_TEXT EXCERPT:_
■ ■ ■ ■ ■ ■ ■
Created on: February 15, 2009   Last Updated: April 02, 2010

Is the Internet hurting Reading Skills?

The Internet and the marvels of technology associated with it is a major attraction for all age groups, but can and may hurt the proper development of the reading skills necessary to enter certain academic disciplines.

Reading skills are developed by reading widely and engaging in the thought process and word use of diverse writers.

However the Internet provides so much entertainment and personal communication facilities such as texting, emails, blogging, and others so that less time is spent going to libraries and reading at home.

In the process of mingling in any crowd on any given day people can be seen engaging with the Internet on their I-Pods, and cell phones that they hardly even notice those around them.

Reading widely helps to improve ones level of imagination as well as the ability to express one's self in all areas of life. The ability to properly express ones opinion can either help to sink or promote anyone into position of prominence especially at interviews.

In the 1980's a top executive was fired from his job in a West Indian country because he consistently misspelled a specific word despite being corrected a number of times. Research done on the accuracy of his academic achievement showed that he had forged his papers.

Had this man spent time developing proper reading skills at the appropriate age levels, he would not have fallen so disgracefully.

Reading Skills Development requires mental discipline, efficient time management and application, but the level of time spent browsing the Internet is a great deterrent to the achievement of this critical skill.

We are living in an age where people love to have a quick fix like how the microwave operates, and as such the choice to spent quality time reading as against enjoying the Internet and its fascinating entertaining features is very challenging and demanding.
■ ■ ■ ■ ■ ■ ■
_SOURCE EXCERPT:_
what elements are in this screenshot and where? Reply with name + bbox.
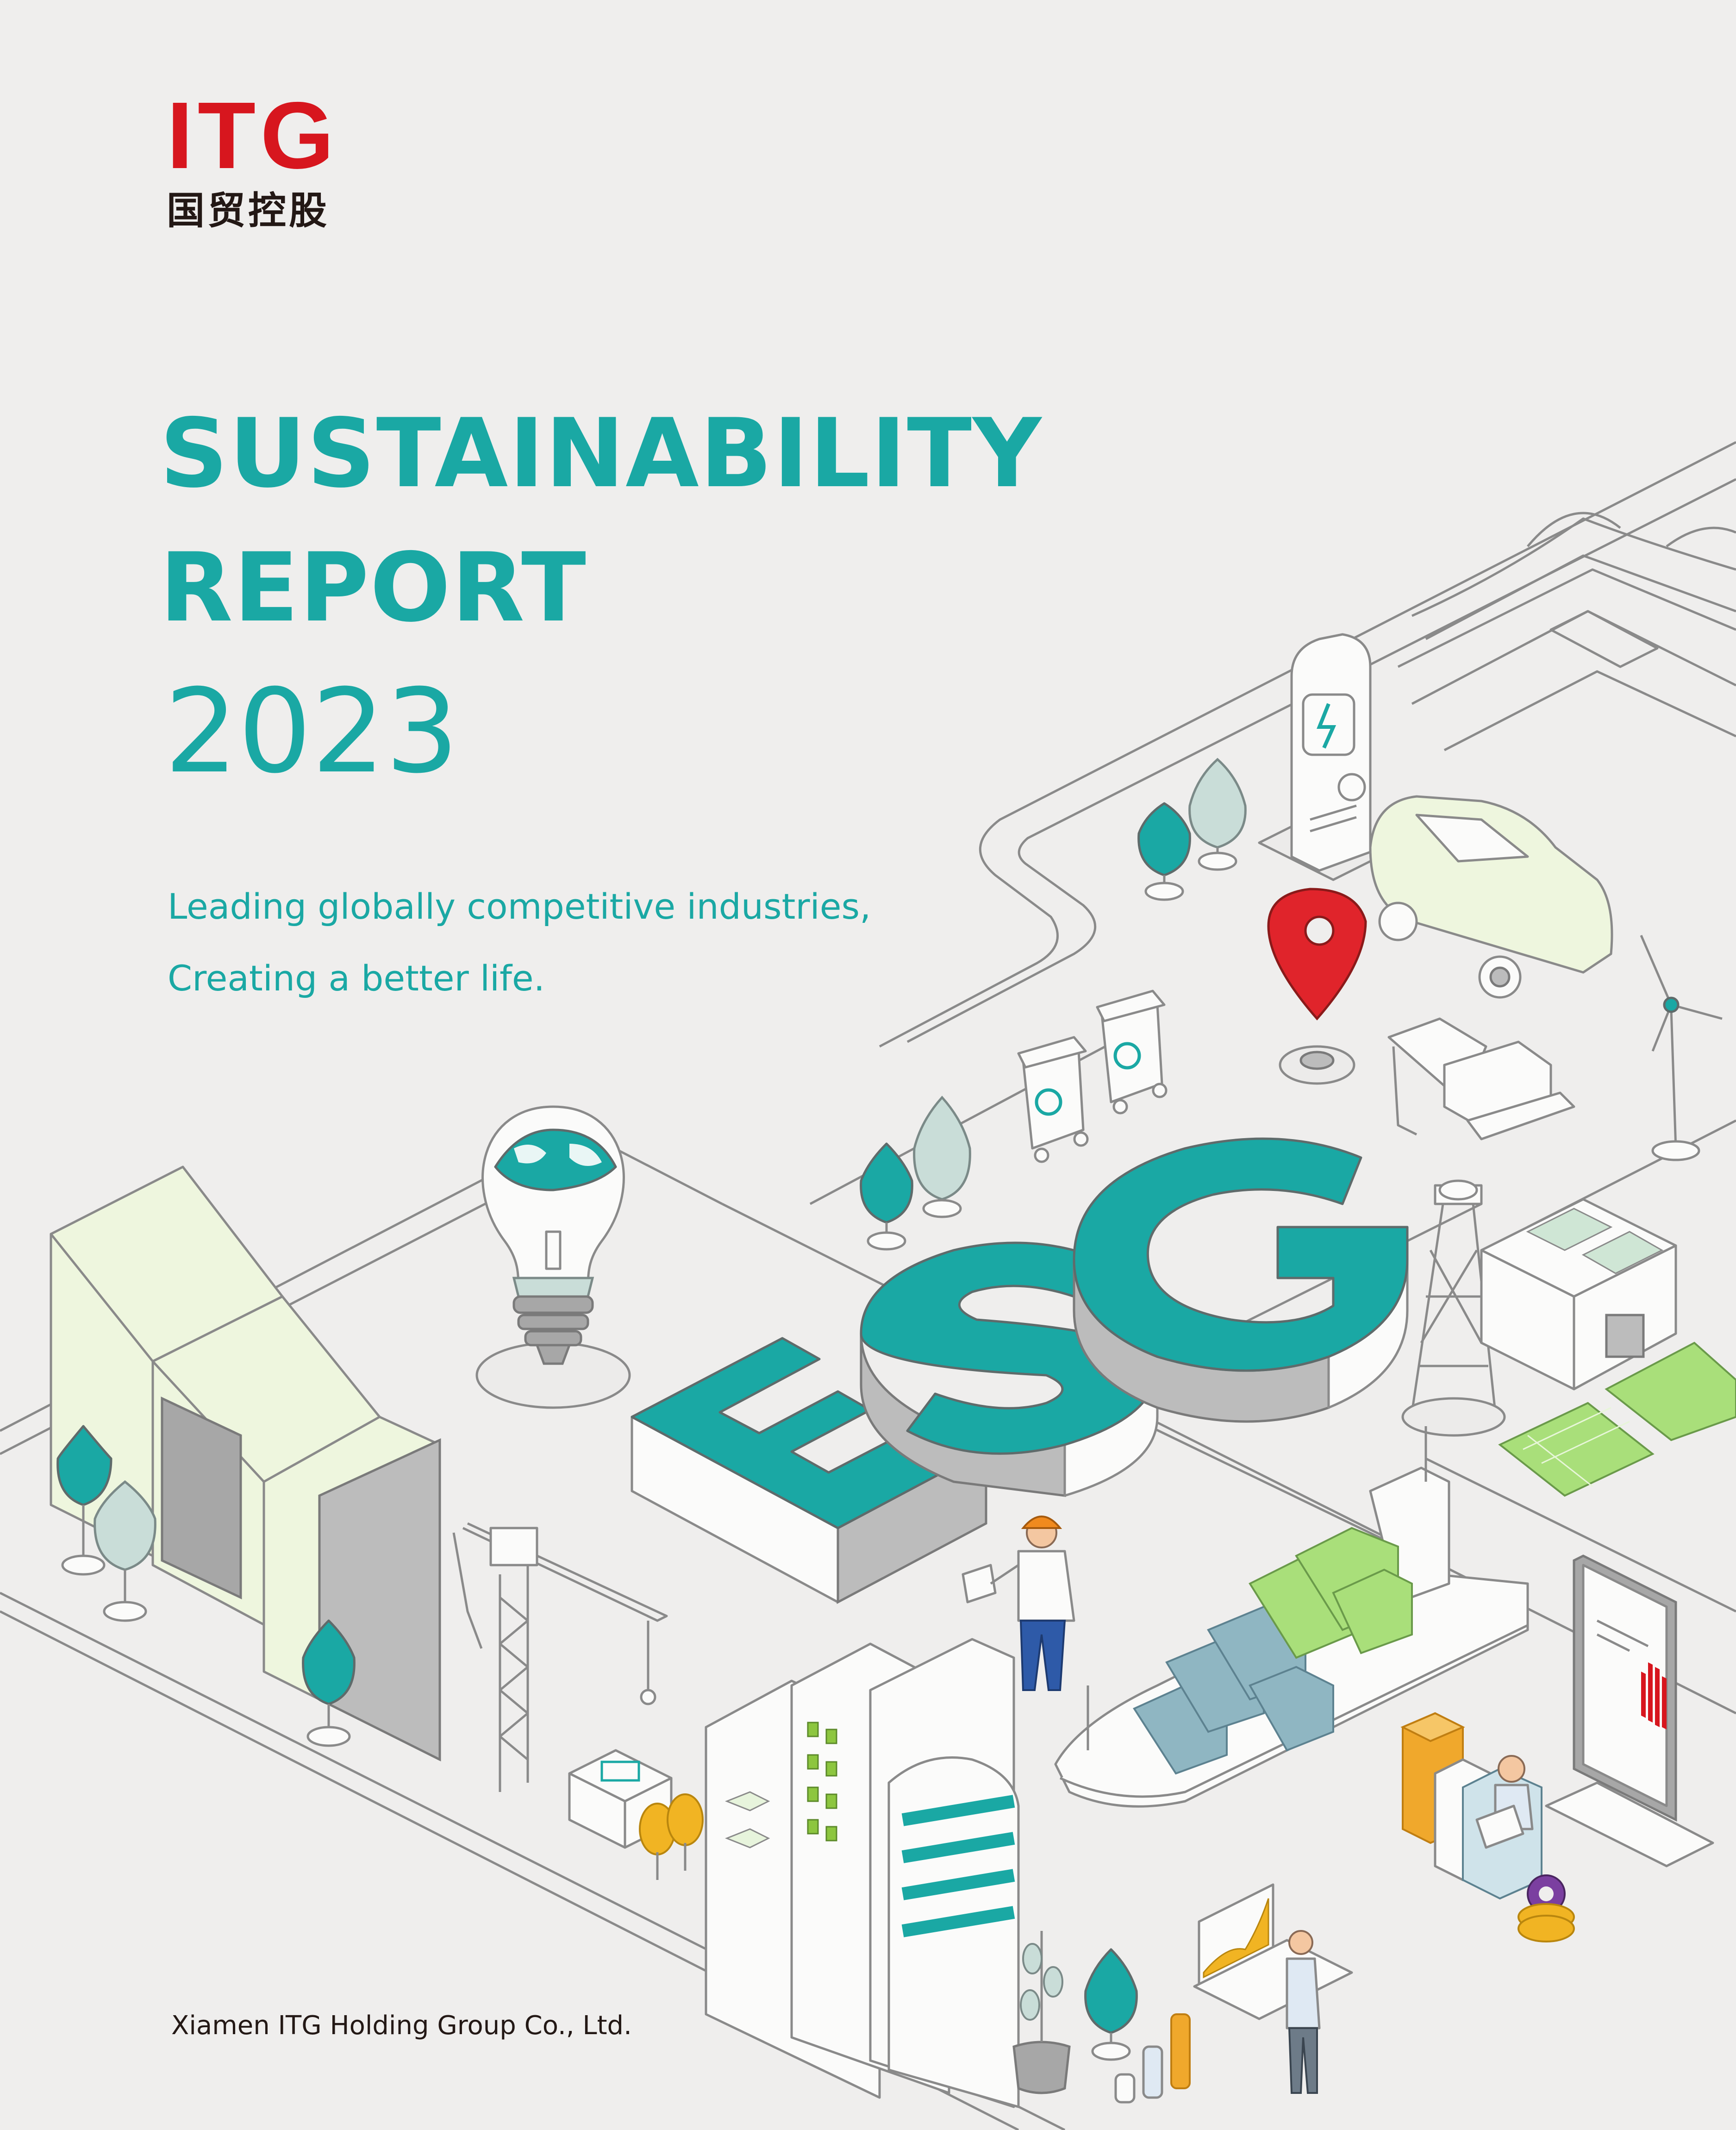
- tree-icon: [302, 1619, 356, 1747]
■ ■ ■ ■ ■ ■ ■
_COMPLETE THE FOLLOWING:_
1. Please decide whether each statement agrees with the text on the Internet and reading skills. Answer yes or no and quote the deciding words. (a) Reading widely develops reading skills. (b) The executive was fired in the 1980s for forging his papers. (c) The Internet leads people to spend more time going to libraries.
2. Carry on with the text on the Internet and reading skills, starting after its last sentence.

_EXPECTED RESPONSES:_
1.
(a) Yes: "Reading skills are developed by reading widely and engaging in the thought process and word use of diverse writers."
(b) No: "a top executive was fired from his job in a West Indian country because he consistently misspelled a specific word despite being corrected a number of times."
(c) No: "less time is spent going to libraries and reading at home."

2.
Children and adults alike will spend hours on the Internet without even being conscious of it, while they will find it too boring to pursue reading which is more beneficial to intellectual development.

A visit to a New York Middle School recently showed a serious delinquency in the Book Reading reports of a number of students especially the 8th and 9th grade students.

However many of them can be seen after school firmly glued to their cell phones,sending and receiving text and even smiling in many instances.

Should this scenario be a microcosm of the state and nation at large, then a serious intellectual disaster will be on the horizon waiting for us.

In order to become Engineers, Physicians, Lawyers, and Scientists, critical reading skills are needed but with the threat from the Internet the number of students entering these professions will face serious and continuing decline, thereby jeopardizing the global competitiveness of the country.

In closing therefore one could conclude that the Internet is definitely hurting the reading skills of the nation and this is reflected in the lower graduation rates, low level of technical skills for certain jobs and the high level of demand for lower paid jobs as well as the number of students entering professional studies that require high levels of reading, comprehension, and analysis.

Learn more about this author, George Leard.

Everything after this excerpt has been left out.